INPUT FOR THIS TASK:
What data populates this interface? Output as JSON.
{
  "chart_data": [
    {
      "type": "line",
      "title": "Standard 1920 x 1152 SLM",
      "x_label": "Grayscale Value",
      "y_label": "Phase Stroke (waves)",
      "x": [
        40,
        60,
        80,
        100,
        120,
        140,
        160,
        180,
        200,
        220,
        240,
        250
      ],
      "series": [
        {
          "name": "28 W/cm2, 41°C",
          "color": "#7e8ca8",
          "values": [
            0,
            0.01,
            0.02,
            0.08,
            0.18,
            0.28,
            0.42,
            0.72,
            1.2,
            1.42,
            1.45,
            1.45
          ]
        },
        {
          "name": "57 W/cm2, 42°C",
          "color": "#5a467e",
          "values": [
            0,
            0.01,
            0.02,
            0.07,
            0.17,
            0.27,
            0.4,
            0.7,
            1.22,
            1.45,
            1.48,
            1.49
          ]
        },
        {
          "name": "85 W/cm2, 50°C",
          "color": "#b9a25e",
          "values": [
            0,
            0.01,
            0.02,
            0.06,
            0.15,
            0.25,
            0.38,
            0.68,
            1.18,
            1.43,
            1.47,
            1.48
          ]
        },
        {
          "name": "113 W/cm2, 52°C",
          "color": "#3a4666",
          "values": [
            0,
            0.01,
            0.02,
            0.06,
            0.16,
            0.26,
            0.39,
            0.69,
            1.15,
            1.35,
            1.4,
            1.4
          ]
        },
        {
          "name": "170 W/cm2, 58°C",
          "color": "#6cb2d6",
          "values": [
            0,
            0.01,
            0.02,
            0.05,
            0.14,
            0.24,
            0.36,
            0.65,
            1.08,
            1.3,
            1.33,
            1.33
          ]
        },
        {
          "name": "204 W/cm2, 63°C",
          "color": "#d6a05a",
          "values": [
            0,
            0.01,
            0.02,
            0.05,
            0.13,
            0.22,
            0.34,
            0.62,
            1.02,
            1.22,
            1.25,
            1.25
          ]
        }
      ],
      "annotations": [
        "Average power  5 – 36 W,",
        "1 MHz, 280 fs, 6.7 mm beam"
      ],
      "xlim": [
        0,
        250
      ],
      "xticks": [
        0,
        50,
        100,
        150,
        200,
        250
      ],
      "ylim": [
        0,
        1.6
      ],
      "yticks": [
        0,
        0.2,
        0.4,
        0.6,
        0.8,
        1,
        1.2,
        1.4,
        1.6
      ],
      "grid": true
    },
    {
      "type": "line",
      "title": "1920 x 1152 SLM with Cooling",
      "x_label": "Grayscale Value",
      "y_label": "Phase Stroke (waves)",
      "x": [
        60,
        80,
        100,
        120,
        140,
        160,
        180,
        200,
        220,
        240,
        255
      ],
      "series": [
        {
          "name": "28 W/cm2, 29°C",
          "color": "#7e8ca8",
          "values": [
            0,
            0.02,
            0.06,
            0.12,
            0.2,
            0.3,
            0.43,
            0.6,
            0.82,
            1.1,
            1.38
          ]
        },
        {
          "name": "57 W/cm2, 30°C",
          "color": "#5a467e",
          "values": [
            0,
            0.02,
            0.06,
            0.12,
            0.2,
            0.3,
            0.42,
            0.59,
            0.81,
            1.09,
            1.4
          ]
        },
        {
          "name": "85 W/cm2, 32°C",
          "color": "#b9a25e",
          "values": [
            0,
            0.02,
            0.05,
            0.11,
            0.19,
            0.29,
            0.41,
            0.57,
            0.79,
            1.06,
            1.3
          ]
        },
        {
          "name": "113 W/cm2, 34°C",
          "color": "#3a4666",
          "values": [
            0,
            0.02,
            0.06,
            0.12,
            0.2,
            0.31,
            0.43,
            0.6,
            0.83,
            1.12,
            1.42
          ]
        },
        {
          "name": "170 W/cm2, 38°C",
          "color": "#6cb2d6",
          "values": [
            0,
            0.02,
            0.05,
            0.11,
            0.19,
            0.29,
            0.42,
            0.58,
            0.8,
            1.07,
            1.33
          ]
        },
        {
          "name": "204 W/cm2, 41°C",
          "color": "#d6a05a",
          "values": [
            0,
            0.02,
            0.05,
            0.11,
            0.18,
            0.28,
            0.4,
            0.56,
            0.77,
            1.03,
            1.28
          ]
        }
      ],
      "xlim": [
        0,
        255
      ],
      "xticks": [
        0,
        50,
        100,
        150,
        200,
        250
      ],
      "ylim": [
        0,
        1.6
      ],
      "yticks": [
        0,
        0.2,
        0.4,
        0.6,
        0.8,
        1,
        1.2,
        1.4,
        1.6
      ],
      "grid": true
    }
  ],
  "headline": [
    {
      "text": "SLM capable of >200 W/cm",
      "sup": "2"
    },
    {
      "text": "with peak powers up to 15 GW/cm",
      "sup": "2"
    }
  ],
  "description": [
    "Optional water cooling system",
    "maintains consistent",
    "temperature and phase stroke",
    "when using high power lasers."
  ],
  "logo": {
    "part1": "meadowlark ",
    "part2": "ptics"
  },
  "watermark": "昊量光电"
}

JOB: From the listing above, copy every line that holds the string "title".

FULL ANSWER:
      "title": "Standard 1920 x 1152 SLM",
      "title": "1920 x 1152 SLM with Cooling",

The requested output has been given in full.